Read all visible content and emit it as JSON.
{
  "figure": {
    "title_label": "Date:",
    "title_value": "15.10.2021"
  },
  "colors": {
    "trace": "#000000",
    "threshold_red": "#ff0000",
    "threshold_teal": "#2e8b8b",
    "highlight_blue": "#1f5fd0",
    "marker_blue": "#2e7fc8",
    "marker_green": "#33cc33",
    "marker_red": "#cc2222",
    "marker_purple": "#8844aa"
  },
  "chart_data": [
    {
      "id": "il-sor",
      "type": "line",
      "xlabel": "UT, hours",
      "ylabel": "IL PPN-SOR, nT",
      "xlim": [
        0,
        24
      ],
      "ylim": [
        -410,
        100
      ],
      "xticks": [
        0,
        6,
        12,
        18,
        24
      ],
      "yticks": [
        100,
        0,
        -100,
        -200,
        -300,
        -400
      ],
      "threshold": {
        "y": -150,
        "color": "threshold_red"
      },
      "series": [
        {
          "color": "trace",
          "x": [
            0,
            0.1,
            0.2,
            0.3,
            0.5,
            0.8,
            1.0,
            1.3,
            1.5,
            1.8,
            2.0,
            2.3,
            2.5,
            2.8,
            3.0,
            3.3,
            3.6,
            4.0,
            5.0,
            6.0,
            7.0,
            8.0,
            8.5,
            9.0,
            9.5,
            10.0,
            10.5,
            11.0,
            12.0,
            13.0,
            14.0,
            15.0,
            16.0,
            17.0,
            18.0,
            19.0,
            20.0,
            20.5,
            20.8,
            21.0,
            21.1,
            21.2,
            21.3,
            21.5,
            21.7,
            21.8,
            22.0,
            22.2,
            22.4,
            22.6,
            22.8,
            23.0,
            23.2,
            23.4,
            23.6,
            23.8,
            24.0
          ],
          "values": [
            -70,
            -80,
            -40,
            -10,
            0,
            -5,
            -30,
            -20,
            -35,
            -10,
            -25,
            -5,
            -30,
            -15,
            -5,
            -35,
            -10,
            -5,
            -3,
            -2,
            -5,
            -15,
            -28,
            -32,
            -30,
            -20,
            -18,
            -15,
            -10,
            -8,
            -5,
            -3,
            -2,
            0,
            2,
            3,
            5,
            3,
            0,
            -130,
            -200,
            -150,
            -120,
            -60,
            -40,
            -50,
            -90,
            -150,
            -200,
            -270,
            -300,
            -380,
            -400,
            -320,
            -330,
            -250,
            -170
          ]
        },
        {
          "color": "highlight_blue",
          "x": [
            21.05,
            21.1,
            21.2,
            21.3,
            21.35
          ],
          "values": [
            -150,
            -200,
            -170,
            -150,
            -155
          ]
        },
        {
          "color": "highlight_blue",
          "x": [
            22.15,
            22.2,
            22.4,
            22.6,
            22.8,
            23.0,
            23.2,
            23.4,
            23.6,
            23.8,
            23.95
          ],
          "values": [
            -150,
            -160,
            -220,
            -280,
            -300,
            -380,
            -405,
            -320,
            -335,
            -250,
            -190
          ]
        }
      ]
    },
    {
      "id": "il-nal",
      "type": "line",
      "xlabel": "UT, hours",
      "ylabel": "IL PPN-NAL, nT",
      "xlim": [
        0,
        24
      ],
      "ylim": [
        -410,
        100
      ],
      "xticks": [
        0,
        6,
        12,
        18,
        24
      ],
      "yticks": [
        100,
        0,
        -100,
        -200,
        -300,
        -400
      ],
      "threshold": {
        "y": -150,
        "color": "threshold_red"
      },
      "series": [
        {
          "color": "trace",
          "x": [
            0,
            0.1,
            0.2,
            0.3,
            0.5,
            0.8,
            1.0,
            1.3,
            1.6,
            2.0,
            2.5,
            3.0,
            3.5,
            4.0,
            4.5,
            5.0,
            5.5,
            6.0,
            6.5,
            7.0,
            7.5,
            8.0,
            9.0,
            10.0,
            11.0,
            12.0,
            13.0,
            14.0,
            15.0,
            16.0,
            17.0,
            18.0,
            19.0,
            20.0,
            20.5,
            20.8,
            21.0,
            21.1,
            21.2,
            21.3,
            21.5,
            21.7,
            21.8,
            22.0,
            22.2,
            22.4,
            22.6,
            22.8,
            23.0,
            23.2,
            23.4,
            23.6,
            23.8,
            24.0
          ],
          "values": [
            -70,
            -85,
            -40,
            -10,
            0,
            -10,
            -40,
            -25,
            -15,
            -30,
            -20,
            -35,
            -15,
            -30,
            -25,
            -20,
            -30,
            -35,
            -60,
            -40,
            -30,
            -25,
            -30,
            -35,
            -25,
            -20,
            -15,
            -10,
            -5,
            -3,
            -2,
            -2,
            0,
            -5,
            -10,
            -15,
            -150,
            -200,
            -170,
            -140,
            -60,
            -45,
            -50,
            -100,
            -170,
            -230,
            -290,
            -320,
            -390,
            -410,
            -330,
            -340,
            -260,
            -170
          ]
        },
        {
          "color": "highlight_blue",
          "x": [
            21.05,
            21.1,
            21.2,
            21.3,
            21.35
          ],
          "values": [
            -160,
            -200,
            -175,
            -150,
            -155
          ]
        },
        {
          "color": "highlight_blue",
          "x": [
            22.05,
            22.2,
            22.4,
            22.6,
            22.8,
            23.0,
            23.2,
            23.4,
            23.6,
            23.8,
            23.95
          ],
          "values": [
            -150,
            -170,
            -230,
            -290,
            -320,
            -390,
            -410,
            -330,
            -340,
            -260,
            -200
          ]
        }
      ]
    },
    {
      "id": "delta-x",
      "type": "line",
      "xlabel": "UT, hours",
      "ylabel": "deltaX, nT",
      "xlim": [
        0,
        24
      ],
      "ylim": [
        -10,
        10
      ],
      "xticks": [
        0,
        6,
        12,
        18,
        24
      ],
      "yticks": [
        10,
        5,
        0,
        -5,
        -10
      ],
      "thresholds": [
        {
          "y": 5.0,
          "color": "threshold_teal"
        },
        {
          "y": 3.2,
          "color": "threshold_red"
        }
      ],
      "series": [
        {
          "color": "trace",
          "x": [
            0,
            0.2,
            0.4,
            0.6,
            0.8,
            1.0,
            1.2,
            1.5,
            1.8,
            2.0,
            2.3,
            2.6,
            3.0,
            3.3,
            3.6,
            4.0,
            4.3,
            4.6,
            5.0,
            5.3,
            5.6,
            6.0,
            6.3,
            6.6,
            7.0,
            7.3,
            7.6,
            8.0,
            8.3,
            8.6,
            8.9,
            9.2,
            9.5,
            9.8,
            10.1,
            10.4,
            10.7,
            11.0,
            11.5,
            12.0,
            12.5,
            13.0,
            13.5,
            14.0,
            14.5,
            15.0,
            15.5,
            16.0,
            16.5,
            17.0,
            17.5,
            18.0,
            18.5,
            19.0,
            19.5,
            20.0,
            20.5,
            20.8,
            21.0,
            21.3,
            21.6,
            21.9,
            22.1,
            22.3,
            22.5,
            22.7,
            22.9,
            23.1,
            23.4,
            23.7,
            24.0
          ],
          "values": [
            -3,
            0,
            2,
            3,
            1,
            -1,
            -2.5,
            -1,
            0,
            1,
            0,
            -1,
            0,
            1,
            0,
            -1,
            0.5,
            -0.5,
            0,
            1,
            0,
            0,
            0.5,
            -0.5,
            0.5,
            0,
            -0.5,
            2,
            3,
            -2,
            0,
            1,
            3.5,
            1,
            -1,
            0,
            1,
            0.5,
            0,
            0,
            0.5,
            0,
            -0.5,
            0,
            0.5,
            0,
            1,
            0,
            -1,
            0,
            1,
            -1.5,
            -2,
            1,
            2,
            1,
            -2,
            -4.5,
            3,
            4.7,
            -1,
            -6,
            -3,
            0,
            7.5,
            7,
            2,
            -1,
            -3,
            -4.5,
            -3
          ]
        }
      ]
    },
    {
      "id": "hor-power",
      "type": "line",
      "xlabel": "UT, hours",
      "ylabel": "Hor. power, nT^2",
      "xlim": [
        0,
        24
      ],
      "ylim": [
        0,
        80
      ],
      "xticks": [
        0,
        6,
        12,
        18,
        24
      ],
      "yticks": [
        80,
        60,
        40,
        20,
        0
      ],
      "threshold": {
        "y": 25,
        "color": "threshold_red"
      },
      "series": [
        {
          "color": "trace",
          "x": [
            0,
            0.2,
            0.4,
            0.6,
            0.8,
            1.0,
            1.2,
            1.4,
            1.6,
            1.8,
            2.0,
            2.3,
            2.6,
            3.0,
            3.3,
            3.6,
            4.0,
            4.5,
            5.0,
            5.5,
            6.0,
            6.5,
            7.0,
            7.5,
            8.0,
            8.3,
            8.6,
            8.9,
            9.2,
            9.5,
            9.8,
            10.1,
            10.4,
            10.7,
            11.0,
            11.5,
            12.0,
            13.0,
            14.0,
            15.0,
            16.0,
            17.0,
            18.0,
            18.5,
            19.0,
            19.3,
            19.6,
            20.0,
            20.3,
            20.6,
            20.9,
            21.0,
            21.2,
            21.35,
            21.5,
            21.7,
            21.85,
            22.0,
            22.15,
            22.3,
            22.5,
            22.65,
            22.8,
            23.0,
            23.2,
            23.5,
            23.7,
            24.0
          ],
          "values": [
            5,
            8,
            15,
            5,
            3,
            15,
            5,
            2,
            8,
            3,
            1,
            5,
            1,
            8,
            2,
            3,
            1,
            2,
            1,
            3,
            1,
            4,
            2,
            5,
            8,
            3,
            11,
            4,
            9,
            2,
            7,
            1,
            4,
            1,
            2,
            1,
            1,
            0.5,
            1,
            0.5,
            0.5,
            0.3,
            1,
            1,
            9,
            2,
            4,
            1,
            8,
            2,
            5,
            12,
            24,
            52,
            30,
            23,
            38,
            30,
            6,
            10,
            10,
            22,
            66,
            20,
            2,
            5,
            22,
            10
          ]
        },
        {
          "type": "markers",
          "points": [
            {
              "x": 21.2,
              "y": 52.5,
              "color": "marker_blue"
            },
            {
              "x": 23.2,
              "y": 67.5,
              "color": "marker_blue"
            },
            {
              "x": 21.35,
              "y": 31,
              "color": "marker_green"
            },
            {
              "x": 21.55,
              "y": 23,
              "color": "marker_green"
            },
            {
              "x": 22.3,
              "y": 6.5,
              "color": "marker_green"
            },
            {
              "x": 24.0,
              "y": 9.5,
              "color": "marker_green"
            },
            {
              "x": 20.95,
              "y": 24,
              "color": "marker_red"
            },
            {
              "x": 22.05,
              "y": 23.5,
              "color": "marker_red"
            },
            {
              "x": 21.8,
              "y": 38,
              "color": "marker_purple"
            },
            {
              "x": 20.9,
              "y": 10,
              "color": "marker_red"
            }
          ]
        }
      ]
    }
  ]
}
_ _ _ _ _
= Required work =
Choose all lines containing the string "ylabel" and copy them out.

= Solution to this exercise =
      "ylabel": "IL PPN-SOR, nT",
      "ylabel": "IL PPN-NAL, nT",
      "ylabel": "deltaX, nT",
      "ylabel": "Hor. power, nT^2",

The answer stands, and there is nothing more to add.